Dataset entries

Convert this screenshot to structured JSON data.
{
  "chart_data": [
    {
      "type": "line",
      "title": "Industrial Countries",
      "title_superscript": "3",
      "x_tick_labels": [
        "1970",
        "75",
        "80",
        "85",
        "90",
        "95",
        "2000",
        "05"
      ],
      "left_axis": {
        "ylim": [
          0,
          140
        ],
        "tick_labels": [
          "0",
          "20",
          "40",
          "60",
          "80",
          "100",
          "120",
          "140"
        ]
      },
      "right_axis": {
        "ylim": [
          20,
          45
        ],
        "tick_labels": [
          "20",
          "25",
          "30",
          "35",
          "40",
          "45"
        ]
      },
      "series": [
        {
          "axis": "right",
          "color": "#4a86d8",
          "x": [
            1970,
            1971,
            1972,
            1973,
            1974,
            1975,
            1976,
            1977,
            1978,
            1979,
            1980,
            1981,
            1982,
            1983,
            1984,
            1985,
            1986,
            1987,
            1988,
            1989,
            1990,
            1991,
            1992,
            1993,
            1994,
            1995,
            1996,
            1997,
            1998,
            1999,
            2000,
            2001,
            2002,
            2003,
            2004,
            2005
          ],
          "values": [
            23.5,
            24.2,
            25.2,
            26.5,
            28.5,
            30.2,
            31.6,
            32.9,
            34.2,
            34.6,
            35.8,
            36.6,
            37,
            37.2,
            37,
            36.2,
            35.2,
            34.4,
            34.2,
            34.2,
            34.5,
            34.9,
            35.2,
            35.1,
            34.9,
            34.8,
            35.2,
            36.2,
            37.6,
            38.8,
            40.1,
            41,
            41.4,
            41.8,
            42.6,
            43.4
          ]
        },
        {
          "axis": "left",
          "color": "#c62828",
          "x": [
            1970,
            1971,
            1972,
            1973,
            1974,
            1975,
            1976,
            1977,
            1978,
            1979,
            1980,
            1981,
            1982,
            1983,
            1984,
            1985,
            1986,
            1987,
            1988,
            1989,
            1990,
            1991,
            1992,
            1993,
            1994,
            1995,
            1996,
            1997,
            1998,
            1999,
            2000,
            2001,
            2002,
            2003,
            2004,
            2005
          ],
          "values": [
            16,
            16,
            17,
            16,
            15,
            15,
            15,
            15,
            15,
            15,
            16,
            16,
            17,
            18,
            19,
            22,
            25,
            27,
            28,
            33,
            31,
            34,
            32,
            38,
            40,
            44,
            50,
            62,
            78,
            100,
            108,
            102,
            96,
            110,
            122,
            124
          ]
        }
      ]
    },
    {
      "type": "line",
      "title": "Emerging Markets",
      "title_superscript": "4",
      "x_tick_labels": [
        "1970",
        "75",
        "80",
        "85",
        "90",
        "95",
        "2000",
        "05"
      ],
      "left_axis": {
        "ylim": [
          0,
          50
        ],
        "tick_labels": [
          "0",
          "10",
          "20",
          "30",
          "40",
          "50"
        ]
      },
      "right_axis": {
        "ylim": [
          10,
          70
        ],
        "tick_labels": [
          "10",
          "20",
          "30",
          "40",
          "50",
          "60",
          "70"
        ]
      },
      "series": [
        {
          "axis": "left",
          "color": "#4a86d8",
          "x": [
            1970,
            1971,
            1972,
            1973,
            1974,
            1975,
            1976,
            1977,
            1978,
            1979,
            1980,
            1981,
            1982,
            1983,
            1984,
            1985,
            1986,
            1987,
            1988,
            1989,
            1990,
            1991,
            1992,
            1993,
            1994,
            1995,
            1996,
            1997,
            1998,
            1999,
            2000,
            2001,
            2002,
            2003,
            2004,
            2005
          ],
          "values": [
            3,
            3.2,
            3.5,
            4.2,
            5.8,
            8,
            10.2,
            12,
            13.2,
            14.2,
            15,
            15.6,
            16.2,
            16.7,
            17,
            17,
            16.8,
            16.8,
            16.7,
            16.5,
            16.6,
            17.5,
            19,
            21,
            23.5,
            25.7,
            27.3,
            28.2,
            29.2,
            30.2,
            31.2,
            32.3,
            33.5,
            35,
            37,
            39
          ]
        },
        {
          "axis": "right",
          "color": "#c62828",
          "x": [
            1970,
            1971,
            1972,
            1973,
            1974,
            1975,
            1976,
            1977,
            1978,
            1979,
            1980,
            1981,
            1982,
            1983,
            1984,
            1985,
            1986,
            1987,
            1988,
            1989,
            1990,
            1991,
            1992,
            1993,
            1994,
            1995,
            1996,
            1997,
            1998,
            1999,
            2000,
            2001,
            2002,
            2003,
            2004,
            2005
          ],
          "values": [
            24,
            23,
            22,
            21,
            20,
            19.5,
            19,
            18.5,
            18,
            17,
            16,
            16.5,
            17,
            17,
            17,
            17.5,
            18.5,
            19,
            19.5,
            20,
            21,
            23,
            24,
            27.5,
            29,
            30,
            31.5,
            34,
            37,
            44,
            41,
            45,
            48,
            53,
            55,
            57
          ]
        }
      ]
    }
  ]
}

WHAT TO PRODUCE
Write out the listing once more, matching it exactly.

RESPONSE FOR THIS EXERCISE
Convert this screenshot to structured JSON data.
{
  "chart_data": [
    {
      "type": "line",
      "title": "Industrial Countries",
      "title_superscript": "3",
      "x_tick_labels": [
        "1970",
        "75",
        "80",
        "85",
        "90",
        "95",
        "2000",
        "05"
      ],
      "left_axis": {
        "ylim": [
          0,
          140
        ],
        "tick_labels": [
          "0",
          "20",
          "40",
          "60",
          "80",
          "100",
          "120",
          "140"
        ]
      },
      "right_axis": {
        "ylim": [
          20,
          45
        ],
        "tick_labels": [
          "20",
          "25",
          "30",
          "35",
          "40",
          "45"
        ]
      },
      "series": [
        {
          "axis": "right",
          "color": "#4a86d8",
          "x": [
            1970,
            1971,
            1972,
            1973,
            1974,
            1975,
            1976,
            1977,
            1978,
            1979,
            1980,
            1981,
            1982,
            1983,
            1984,
            1985,
            1986,
            1987,
            1988,
            1989,
            1990,
            1991,
            1992,
            1993,
            1994,
            1995,
            1996,
            1997,
            1998,
            1999,
            2000,
            2001,
            2002,
            2003,
            2004,
            2005
          ],
          "values": [
            23.5,
            24.2,
            25.2,
            26.5,
            28.5,
            30.2,
            31.6,
            32.9,
            34.2,
            34.6,
            35.8,
            36.6,
            37,
            37.2,
            37,
            36.2,
            35.2,
            34.4,
            34.2,
            34.2,
            34.5,
            34.9,
            35.2,
            35.1,
            34.9,
            34.8,
            35.2,
            36.2,
            37.6,
            38.8,
            40.1,
            41,
            41.4,
            41.8,
            42.6,
            43.4
          ]
        },
        {
          "axis": "left",
          "color": "#c62828",
          "x": [
            1970,
            1971,
            1972,
            1973,
            1974,
            1975,
            1976,
            1977,
            1978,
            1979,
            1980,
            1981,
            1982,
            1983,
            1984,
            1985,
            1986,
            1987,
            1988,
            1989,
            1990,
            1991,
            1992,
            1993,
            1994,
            1995,
            1996,
            1997,
            1998,
            1999,
            2000,
            2001,
            2002,
            2003,
            2004,
            2005
          ],
          "values": [
            16,
            16,
            17,
            16,
            15,
            15,
            15,
            15,
            15,
            15,
            16,
            16,
            17,
            18,
            19,
            22,
            25,
            27,
            28,
            33,
            31,
            34,
            32,
            38,
            40,
            44,
            50,
            62,
            78,
            100,
            108,
            102,
            96,
            110,
            122,
            124
          ]
        }
      ]
    },
    {
      "type": "line",
      "title": "Emerging Markets",
      "title_superscript": "4",
      "x_tick_labels": [
        "1970",
        "75",
        "80",
        "85",
        "90",
        "95",
        "2000",
        "05"
      ],
      "left_axis": {
        "ylim": [
          0,
          50
        ],
        "tick_labels": [
          "0",
          "10",
          "20",
          "30",
          "40",
          "50"
        ]
      },
      "right_axis": {
        "ylim": [
          10,
          70
        ],
        "tick_labels": [
          "10",
          "20",
          "30",
          "40",
          "50",
          "60",
          "70"
        ]
      },
      "series": [
        {
          "axis": "left",
          "color": "#4a86d8",
          "x": [
            1970,
            1971,
            1972,
            1973,
            1974,
            1975,
            1976,
            1977,
            1978,
            1979,
            1980,
            1981,
            1982,
            1983,
            1984,
            1985,
            1986,
            1987,
            1988,
            1989,
            1990,
            1991,
            1992,
            1993,
            1994,
            1995,
            1996,
            1997,
            1998,
            1999,
            2000,
            2001,
            2002,
            2003,
            2004,
            2005
          ],
          "values": [
            3,
            3.2,
            3.5,
            4.2,
            5.8,
            8,
            10.2,
            12,
            13.2,
            14.2,
            15,
            15.6,
            16.2,
            16.7,
            17,
            17,
            16.8,
            16.8,
            16.7,
            16.5,
            16.6,
            17.5,
            19,
            21,
            23.5,
            25.7,
            27.3,
            28.2,
            29.2,
            30.2,
            31.2,
            32.3,
            33.5,
            35,
            37,
            39
          ]
        },
        {
          "axis": "right",
          "color": "#c62828",
          "x": [
            1970,
            1971,
            1972,
            1973,
            1974,
            1975,
            1976,
            1977,
            1978,
            1979,
            1980,
            1981,
            1982,
            1983,
            1984,
            1985,
            1986,
            1987,
            1988,
            1989,
            1990,
            1991,
            1992,
            1993,
            1994,
            1995,
            1996,
            1997,
            1998,
            1999,
            2000,
            2001,
            2002,
            2003,
            2004,
            2005
          ],
          "values": [
            24,
            23,
            22,
            21,
            20,
            19.5,
            19,
            18.5,
            18,
            17,
            16,
            16.5,
            17,
            17,
            17,
            17.5,
            18.5,
            19,
            19.5,
            20,
            21,
            23,
            24,
            27.5,
            29,
            30,
            31.5,
            34,
            37,
            44,
            41,
            45,
            48,
            53,
            55,
            57
          ]
        }
      ]
    }
  ]
}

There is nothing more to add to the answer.